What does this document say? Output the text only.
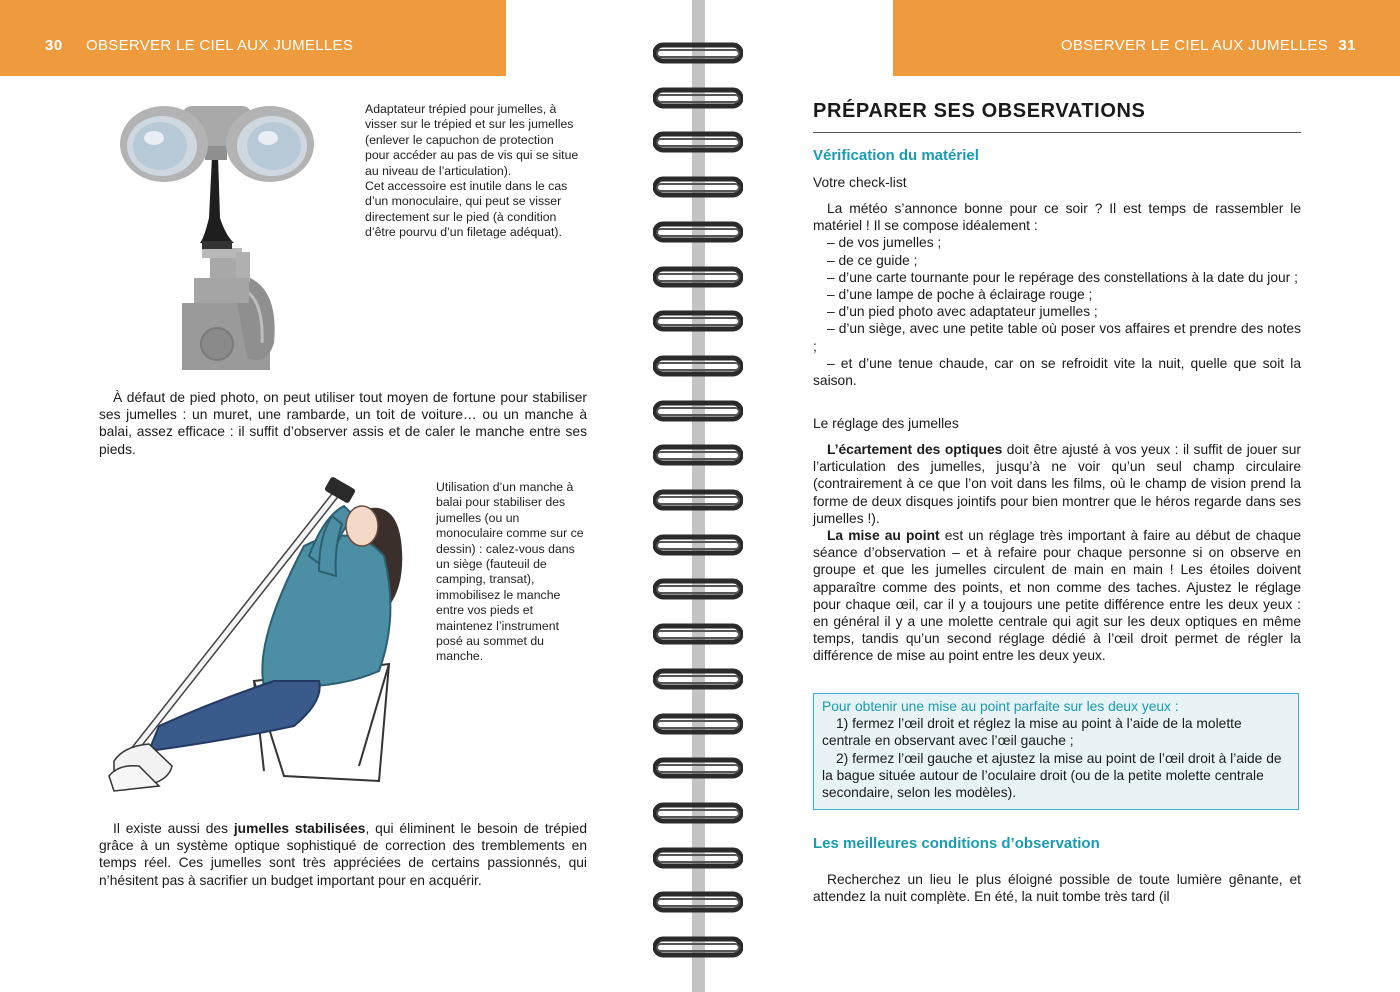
30 OBSERVER LE CIEL AUX JUMELLES	OBSERVER LE CIEL AUX JUMELLES 31
Adaptateur trépied pour jumelles, à visser sur le trépied et sur les jumelles (enlever le capuchon de protection pour accéder au pas de vis qui se situe au niveau de l’articulation).
Cet accessoire est inutile dans le cas d’un monoculaire, qui peut se visser directement sur le pied (à condition d’être pourvu d’un filetage adéquat).

À défaut de pied photo, on peut utiliser tout moyen de fortune pour stabiliser ses jumelles : un muret, une rambarde, un toit de voiture… ou un manche à balai, assez efficace : il suffit d’observer assis et de caler le manche entre ses pieds.

Utilisation d’un manche à balai pour stabiliser des jumelles (ou un monoculaire comme sur ce dessin) : calez-vous dans un siège (fauteuil de camping, transat), immobilisez le manche entre vos pieds et maintenez l’instrument posé au sommet du manche.

Il existe aussi des jumelles stabilisées, qui éliminent le besoin de trépied grâce à un système optique sophistiqué de correction des tremblements en temps réel. Ces jumelles sont très appréciées de certains passionnés, qui n’hésitent pas à sacrifier un budget important pour en acquérir.

PRÉPARER SES OBSERVATIONS
Vérification du matériel
Votre check-list

La météo s’annonce bonne pour ce soir ? Il est temps de rassembler le matériel ! Il se compose idéalement :

– de vos jumelles ;

– de ce guide ;

– d’une carte tournante pour le repérage des constellations à la date du jour ;

– d’une lampe de poche à éclairage rouge ;

– d’un pied photo avec adaptateur jumelles ;

– d’un siège, avec une petite table où poser vos affaires et prendre des notes ;

– et d’une tenue chaude, car on se refroidit vite la nuit, quelle que soit la saison.

Le réglage des jumelles

L’écartement des optiques doit être ajusté à vos yeux : il suffit de jouer sur l’articulation des jumelles, jusqu’à ne voir qu’un seul champ circulaire (contrairement à ce que l’on voit dans les films, où le champ de vision prend la forme de deux disques jointifs pour bien montrer que le héros regarde dans ses jumelles !).

La mise au point est un réglage très important à faire au début de chaque séance d’observation – et à refaire pour chaque personne si on observe en groupe et que les jumelles circulent de main en main ! Les étoiles doivent apparaître comme des points, et non comme des taches. Ajustez le réglage pour chaque œil, car il y a toujours une petite différence entre les deux yeux : en général il y a une molette centrale qui agit sur les deux optiques en même temps, tandis qu’un second réglage dédié à l’œil droit permet de régler la différence de mise au point entre les deux yeux.

Pour obtenir une mise au point parfaite sur les deux yeux :

1) fermez l’œil droit et réglez la mise au point à l’aide de la molette centrale en observant avec l’œil gauche ;

2) fermez l’œil gauche et ajustez la mise au point de l’œil droit à l’aide de la bague située autour de l’oculaire droit (ou de la petite molette centrale secondaire, selon les modèles).

Les meilleures conditions d’observation

Recherchez un lieu le plus éloigné possible de toute lumière gênante, et attendez la nuit complète. En été, la nuit tombe très tard (il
****************
EXERCISE PROMPT
Omit the pictures. Output every record above word for word.

SOLUTION TO THE PROBLEM
What does this document say? Output the text only.
30 OBSERVER LE CIEL AUX JUMELLES	OBSERVER LE CIEL AUX JUMELLES 31
Adaptateur trépied pour jumelles, à visser sur le trépied et sur les jumelles (enlever le capuchon de protection pour accéder au pas de vis qui se situe au niveau de l’articulation).
Cet accessoire est inutile dans le cas d’un monoculaire, qui peut se visser directement sur le pied (à condition d’être pourvu d’un filetage adéquat).

À défaut de pied photo, on peut utiliser tout moyen de fortune pour stabiliser ses jumelles : un muret, une rambarde, un toit de voiture… ou un manche à balai, assez efficace : il suffit d’observer assis et de caler le manche entre ses pieds.

Utilisation d’un manche à balai pour stabiliser des jumelles (ou un monoculaire comme sur ce dessin) : calez-vous dans un siège (fauteuil de camping, transat), immobilisez le manche entre vos pieds et maintenez l’instrument posé au sommet du manche.

Il existe aussi des jumelles stabilisées, qui éliminent le besoin de trépied grâce à un système optique sophistiqué de correction des tremblements en temps réel. Ces jumelles sont très appréciées de certains passionnés, qui n’hésitent pas à sacrifier un budget important pour en acquérir.

PRÉPARER SES OBSERVATIONS
Vérification du matériel
Votre check-list

La météo s’annonce bonne pour ce soir ? Il est temps de rassembler le matériel ! Il se compose idéalement :

– de vos jumelles ;

– de ce guide ;

– d’une carte tournante pour le repérage des constellations à la date du jour ;

– d’une lampe de poche à éclairage rouge ;

– d’un pied photo avec adaptateur jumelles ;

– d’un siège, avec une petite table où poser vos affaires et prendre des notes ;

– et d’une tenue chaude, car on se refroidit vite la nuit, quelle que soit la saison.

Le réglage des jumelles

L’écartement des optiques doit être ajusté à vos yeux : il suffit de jouer sur l’articulation des jumelles, jusqu’à ne voir qu’un seul champ circulaire (contrairement à ce que l’on voit dans les films, où le champ de vision prend la forme de deux disques jointifs pour bien montrer que le héros regarde dans ses jumelles !).

La mise au point est un réglage très important à faire au début de chaque séance d’observation – et à refaire pour chaque personne si on observe en groupe et que les jumelles circulent de main en main ! Les étoiles doivent apparaître comme des points, et non comme des taches. Ajustez le réglage pour chaque œil, car il y a toujours une petite différence entre les deux yeux : en général il y a une molette centrale qui agit sur les deux optiques en même temps, tandis qu’un second réglage dédié à l’œil droit permet de régler la différence de mise au point entre les deux yeux.

Pour obtenir une mise au point parfaite sur les deux yeux :

1) fermez l’œil droit et réglez la mise au point à l’aide de la molette centrale en observant avec l’œil gauche ;

2) fermez l’œil gauche et ajustez la mise au point de l’œil droit à l’aide de la bague située autour de l’oculaire droit (ou de la petite molette centrale secondaire, selon les modèles).

Les meilleures conditions d’observation

Recherchez un lieu le plus éloigné possible de toute lumière gênante, et attendez la nuit complète. En été, la nuit tombe très tard (il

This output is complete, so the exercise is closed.